▶ [Exercise directions] Copy word for word the lines of the listing below, from the line containing "Give bounding boxes" up to and including the line containing "source-note: 资料来源：Bloomberg，华创证券 <box>8".

▶ [Data shown]
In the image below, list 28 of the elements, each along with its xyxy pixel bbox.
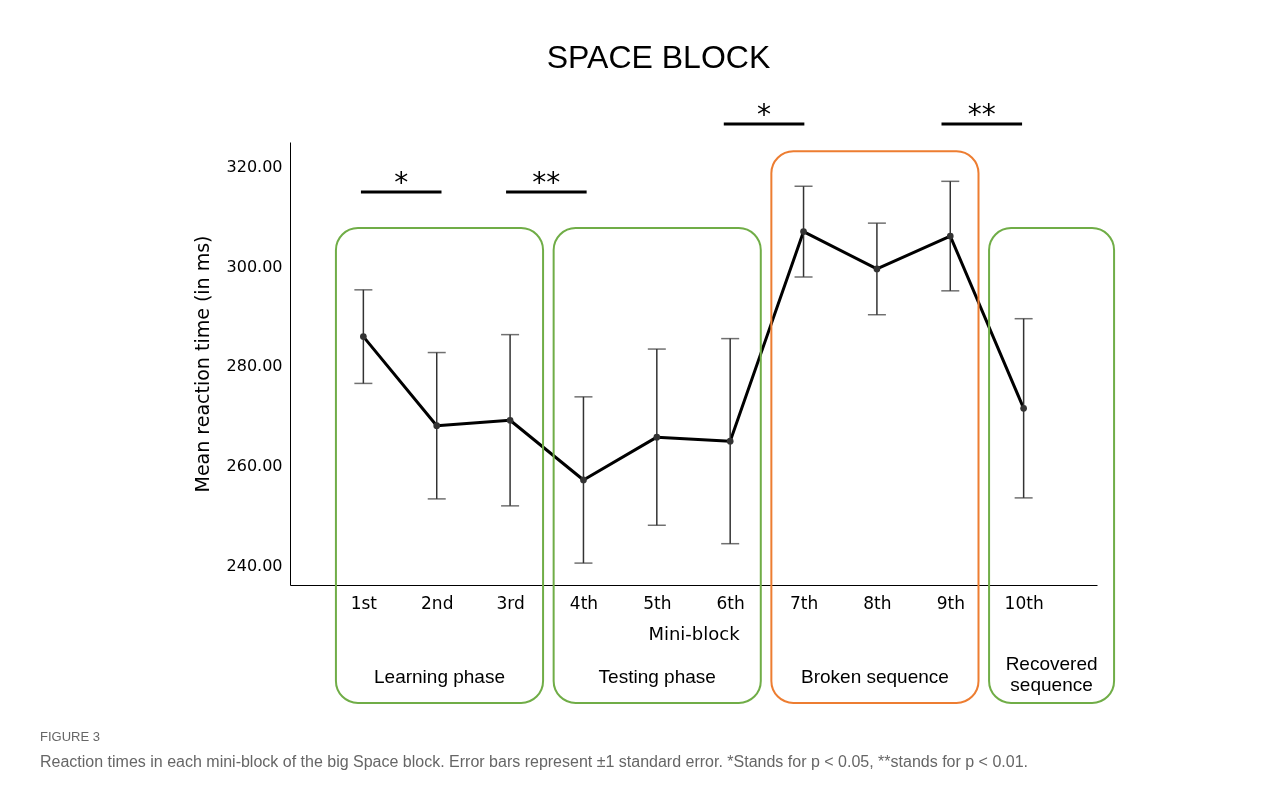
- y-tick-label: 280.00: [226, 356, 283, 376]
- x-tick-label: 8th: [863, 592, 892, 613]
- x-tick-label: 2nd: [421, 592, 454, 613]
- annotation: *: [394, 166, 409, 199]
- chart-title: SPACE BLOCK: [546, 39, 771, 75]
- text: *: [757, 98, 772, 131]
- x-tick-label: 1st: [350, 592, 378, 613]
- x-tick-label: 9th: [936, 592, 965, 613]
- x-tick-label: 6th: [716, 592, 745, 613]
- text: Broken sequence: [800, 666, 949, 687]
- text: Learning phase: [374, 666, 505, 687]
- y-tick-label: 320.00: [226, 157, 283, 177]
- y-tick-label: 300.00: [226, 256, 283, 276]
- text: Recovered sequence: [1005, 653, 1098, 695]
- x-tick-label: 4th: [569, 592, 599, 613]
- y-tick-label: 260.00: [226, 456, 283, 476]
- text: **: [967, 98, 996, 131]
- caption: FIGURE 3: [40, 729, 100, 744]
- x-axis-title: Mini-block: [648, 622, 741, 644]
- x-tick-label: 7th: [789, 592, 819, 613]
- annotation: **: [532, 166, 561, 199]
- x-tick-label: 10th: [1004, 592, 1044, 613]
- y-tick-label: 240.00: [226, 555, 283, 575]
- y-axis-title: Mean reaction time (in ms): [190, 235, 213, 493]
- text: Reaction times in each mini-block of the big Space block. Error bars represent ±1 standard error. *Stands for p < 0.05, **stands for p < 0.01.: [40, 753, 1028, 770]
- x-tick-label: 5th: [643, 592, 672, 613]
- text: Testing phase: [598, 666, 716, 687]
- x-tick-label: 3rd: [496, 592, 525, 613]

...

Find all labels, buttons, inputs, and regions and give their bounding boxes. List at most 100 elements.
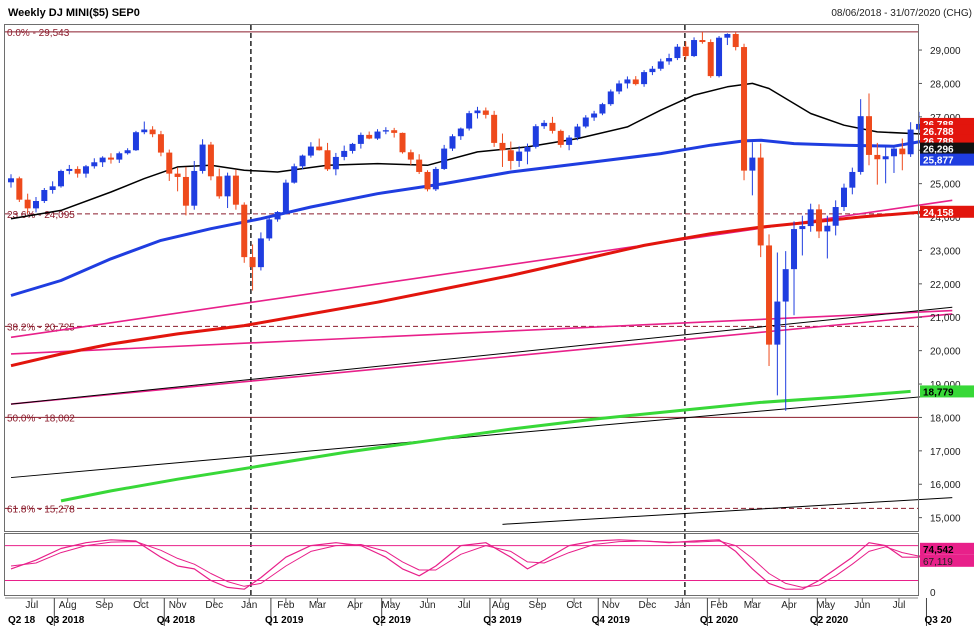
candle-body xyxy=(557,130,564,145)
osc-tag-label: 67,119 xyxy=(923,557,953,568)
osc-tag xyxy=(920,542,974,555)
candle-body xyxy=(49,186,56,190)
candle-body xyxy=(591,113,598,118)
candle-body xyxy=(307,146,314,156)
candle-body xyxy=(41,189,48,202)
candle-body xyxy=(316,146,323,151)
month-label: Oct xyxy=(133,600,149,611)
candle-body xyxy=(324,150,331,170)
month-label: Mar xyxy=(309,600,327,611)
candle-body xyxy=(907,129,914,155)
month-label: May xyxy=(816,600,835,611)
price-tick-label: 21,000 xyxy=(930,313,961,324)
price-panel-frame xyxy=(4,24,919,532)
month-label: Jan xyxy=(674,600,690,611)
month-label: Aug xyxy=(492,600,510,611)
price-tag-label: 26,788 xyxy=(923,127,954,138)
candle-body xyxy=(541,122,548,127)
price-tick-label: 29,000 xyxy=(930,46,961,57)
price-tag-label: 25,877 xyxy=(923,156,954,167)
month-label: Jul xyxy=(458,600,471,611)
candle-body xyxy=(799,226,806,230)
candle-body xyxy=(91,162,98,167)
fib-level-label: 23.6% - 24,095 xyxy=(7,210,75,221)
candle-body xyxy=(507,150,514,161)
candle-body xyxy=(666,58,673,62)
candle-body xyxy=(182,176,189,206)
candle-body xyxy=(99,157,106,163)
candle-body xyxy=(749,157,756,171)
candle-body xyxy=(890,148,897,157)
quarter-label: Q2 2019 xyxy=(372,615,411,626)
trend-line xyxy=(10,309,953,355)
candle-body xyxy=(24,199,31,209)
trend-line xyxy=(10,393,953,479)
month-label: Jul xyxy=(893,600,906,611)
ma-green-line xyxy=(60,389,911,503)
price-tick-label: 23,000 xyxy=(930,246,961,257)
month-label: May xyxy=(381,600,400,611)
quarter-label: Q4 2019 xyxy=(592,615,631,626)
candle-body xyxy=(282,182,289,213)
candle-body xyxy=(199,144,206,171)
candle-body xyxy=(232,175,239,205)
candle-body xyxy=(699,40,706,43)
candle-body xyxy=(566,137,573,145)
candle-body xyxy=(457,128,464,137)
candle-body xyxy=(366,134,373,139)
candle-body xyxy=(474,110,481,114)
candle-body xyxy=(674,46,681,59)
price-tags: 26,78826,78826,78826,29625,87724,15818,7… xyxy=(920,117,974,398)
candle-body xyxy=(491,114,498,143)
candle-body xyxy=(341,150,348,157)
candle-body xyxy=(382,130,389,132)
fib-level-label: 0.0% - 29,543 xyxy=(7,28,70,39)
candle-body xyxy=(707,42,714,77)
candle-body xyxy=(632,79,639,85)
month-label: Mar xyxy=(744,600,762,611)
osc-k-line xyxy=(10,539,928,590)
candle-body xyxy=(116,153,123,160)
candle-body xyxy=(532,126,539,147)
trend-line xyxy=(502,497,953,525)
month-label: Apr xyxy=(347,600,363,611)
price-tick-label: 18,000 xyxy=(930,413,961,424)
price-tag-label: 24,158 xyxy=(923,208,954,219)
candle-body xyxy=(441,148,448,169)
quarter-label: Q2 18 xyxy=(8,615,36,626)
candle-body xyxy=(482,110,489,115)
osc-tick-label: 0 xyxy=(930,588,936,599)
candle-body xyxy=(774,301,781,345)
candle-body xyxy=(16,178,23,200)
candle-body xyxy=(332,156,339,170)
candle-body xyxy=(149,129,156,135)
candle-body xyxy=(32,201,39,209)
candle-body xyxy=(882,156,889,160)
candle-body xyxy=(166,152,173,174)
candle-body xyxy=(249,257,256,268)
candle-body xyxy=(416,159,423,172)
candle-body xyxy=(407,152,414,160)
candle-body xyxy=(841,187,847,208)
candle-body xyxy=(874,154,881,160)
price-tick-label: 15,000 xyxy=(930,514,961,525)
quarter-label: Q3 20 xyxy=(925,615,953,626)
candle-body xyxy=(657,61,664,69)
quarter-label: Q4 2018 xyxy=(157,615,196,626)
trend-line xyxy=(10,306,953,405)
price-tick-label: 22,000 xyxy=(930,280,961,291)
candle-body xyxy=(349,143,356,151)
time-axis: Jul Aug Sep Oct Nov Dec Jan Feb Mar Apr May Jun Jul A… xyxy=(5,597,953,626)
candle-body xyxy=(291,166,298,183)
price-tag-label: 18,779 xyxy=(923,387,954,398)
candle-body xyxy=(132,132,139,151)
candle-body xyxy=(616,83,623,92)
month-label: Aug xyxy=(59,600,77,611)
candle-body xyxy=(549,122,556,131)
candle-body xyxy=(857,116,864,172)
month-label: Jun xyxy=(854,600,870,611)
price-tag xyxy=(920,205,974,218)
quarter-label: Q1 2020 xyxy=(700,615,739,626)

---

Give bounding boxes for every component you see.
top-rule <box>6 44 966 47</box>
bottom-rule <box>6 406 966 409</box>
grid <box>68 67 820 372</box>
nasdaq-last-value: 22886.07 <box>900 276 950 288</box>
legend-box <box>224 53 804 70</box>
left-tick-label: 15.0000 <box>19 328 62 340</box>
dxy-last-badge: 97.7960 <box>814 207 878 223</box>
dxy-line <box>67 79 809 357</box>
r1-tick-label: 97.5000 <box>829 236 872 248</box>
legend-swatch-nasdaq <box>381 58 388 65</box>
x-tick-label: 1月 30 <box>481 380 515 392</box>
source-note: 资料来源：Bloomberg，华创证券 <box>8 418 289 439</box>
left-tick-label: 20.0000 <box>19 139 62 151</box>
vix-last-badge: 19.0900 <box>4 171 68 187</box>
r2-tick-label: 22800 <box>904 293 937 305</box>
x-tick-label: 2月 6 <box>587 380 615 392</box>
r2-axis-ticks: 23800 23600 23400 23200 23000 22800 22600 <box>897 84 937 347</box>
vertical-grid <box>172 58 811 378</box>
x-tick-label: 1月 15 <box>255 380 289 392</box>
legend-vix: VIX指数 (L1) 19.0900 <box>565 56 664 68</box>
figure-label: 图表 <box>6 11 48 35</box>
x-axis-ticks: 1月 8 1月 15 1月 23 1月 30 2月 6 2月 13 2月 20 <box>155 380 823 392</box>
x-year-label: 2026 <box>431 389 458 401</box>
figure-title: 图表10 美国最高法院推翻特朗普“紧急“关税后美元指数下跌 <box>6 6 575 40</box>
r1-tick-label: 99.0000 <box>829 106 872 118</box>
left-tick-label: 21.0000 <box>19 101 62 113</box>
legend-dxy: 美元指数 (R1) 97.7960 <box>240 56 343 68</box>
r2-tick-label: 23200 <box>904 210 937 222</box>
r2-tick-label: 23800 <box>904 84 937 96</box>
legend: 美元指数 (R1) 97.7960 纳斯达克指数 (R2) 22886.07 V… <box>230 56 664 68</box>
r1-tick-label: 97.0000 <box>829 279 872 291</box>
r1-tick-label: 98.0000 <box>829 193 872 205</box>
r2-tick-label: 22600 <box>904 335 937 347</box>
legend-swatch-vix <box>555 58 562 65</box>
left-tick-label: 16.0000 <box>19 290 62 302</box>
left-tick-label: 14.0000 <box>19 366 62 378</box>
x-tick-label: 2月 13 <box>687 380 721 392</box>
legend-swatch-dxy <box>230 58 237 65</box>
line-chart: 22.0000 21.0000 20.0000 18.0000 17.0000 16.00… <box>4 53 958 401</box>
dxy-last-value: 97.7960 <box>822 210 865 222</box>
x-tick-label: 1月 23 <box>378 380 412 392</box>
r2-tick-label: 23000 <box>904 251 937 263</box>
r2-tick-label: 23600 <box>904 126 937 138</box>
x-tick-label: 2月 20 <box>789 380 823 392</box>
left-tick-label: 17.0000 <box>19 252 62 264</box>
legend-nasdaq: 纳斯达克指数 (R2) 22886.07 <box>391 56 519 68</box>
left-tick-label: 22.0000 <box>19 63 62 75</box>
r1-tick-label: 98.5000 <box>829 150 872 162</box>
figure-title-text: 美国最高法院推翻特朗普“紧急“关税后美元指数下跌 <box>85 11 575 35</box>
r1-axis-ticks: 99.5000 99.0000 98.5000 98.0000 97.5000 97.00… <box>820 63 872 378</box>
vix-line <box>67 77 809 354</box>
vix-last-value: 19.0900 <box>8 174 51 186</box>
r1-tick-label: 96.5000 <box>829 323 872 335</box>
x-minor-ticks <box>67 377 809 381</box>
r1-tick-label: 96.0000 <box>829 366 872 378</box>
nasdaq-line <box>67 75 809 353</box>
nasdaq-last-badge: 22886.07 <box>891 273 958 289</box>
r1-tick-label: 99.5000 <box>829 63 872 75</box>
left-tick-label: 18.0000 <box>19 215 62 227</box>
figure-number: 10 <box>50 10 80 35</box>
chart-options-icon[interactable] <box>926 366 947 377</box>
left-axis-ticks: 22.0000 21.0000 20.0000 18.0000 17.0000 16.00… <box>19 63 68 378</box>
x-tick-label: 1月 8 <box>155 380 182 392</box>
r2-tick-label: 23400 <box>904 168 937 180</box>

▶ [Exercise answer]
Give bounding boxes for every component you see.
top-rule <box>6 44 966 47</box>
bottom-rule <box>6 406 966 409</box>
grid <box>68 67 820 372</box>
nasdaq-last-value: 22886.07 <box>900 276 950 288</box>
legend-box <box>224 53 804 70</box>
left-tick-label: 15.0000 <box>19 328 62 340</box>
dxy-last-badge: 97.7960 <box>814 207 878 223</box>
dxy-line <box>67 79 809 357</box>
r1-tick-label: 97.5000 <box>829 236 872 248</box>
legend-swatch-nasdaq <box>381 58 388 65</box>
x-tick-label: 1月 30 <box>481 380 515 392</box>
source-note: 资料来源：Bloomberg，华创证券 <box>8 418 289 439</box>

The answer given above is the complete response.